> **Texto**:
##############################

O governador de São Paulo, Tarcísio de Freitas (Republicanos), vetou o projeto de lei 308/2023, que previa o incentivo ao uso de carros elétricos ou a movidos a hidrogênio a partir da isenção do Imposto sobre a Propriedade de Veículos Automotores (IPVA).
Em sua justificativa para o veto, o governador destacou que a proposta não leva em consideração "as especificidades da matriz energética paulista" e nem faz uma estimativa do impacto "orçamentário e financeiro" no caixa de São Paulo.
No lugar do projeto rejeitado, o governo estadual enviou para a Assembleia Legislativa do Estado de São Paulo (Alesp) uma nova proposta, de número 1510/2023, que prevê, para os anos de 2024 e 2025, a isenção do IPVA apenas para veículos de até R$ 250 mil com propulsão a hidrogênio ou híbridos flex.
Por outro lado, ficaram de foram os híbridos a gasolina e os automóveis 100% elétricos. A proposta enviada pelo Executivo agora precisa passar também pela análise do Legislativo para entrar em vigor.

##############################

> **Dados**:
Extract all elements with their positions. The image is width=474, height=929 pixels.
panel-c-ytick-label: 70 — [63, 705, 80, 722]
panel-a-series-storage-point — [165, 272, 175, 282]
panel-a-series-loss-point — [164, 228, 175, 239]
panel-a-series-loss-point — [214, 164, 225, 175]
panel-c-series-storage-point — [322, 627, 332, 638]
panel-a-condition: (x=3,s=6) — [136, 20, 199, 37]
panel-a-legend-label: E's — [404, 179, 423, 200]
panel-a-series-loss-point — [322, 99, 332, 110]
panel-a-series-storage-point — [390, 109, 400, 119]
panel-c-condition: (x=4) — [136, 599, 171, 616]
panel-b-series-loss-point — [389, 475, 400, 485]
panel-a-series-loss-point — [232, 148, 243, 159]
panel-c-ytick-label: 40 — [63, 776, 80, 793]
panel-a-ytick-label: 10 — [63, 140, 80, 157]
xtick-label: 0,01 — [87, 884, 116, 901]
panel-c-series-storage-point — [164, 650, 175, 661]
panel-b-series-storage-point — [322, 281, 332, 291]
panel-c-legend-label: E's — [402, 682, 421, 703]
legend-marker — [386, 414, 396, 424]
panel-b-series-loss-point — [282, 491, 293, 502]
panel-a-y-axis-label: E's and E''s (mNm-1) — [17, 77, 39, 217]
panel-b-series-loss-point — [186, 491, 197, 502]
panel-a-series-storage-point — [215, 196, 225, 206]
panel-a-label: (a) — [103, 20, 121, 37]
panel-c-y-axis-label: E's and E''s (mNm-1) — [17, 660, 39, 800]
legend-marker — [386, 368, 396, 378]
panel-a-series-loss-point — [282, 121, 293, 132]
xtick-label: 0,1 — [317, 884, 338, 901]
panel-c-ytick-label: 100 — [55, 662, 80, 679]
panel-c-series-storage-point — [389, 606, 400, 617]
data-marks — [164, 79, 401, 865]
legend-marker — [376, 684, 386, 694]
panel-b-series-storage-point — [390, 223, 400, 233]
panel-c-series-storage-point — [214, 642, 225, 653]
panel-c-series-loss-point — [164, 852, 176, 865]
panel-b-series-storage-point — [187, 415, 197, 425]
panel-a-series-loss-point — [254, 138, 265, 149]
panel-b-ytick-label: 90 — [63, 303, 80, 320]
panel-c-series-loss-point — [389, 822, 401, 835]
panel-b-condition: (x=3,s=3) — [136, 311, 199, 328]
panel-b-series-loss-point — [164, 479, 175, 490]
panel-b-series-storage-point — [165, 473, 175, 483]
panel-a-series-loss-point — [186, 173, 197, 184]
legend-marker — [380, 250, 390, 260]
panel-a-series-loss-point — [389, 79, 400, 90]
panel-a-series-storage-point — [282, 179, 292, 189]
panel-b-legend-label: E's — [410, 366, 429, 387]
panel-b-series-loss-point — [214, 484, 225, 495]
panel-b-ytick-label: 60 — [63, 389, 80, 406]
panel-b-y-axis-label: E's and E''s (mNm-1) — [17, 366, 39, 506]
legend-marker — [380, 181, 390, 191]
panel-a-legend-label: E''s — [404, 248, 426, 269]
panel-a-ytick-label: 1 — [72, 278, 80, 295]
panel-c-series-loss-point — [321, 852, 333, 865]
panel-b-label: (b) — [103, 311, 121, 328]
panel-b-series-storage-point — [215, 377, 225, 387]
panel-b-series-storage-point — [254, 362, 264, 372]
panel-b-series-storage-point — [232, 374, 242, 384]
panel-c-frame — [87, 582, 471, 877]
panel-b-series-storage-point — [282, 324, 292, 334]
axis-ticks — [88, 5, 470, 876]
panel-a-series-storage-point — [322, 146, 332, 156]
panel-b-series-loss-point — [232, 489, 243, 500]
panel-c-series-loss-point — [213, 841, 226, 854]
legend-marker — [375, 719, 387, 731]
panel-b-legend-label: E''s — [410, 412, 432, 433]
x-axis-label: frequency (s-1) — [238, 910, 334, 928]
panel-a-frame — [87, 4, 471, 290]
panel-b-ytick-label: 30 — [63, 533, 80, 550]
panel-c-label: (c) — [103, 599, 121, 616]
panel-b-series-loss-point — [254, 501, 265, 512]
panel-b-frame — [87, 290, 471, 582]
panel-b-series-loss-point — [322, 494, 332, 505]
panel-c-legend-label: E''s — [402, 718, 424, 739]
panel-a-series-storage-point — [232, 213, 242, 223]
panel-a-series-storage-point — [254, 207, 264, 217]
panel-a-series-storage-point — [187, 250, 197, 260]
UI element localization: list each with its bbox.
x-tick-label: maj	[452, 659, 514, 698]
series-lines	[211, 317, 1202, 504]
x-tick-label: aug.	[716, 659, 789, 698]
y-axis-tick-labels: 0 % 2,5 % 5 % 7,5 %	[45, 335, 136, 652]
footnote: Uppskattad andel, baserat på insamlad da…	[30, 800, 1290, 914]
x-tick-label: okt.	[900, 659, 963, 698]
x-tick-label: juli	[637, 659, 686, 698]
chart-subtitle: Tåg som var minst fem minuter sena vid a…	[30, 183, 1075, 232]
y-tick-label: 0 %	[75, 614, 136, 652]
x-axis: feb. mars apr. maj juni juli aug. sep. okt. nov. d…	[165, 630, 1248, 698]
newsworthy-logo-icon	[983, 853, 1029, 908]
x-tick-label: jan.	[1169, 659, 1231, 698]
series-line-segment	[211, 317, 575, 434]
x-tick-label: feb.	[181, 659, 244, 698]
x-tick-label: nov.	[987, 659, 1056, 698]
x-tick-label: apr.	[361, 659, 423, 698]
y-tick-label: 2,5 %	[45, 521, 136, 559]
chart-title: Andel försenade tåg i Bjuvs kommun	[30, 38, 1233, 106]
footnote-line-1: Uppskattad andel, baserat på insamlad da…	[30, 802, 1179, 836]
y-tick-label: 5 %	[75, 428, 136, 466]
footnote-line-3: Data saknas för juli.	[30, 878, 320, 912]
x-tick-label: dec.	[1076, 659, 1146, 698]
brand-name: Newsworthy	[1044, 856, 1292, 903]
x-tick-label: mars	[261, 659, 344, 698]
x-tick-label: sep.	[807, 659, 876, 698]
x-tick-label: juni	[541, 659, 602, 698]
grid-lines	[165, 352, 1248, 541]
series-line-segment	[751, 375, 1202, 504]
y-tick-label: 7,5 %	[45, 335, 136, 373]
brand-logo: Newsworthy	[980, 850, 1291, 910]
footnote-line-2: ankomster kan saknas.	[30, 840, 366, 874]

##############################

> **O que fazer**:
A - Segundo o texto sobre o veto à isenção do IPVA, qual é o número da nova proposta que o governo estadual mandou para a Alesp?
B - Explique por que o governador vetou o projeto de lei 308/2023, conforme o texto sobre o veto à isenção do IPVA.
C - Dê a continuação do texto sobre o veto à isenção do IPVA para carros elétricos, começando depois da última frase.

> **Respostas**:
A - 1510/2023.

B - O governador disse que a proposta não considerava as especificidades da matriz energética paulista. Disse também que ela não estimava o impacto orçamentário e financeiro no caixa de São Paulo.

C -
O veto à isenção de IPVA para carros elétricos foi contestado pela Associação Brasileira do Veículo Elétrico (ABVE). Em nota, a entidade se mostrou surpresa com a reação do governador de São Paulo, indicando que a nova proposta do Poder Executivo "vai na contramão da via tecnológica mais promissora de combate às mudanças climáticas".
Em 2023, os donos de carros elétricos no estado de São Paulo pagaram os mesmos 4% de IPVA que os proprietários de automóveis de passeio movidos por outros tipos de combustível.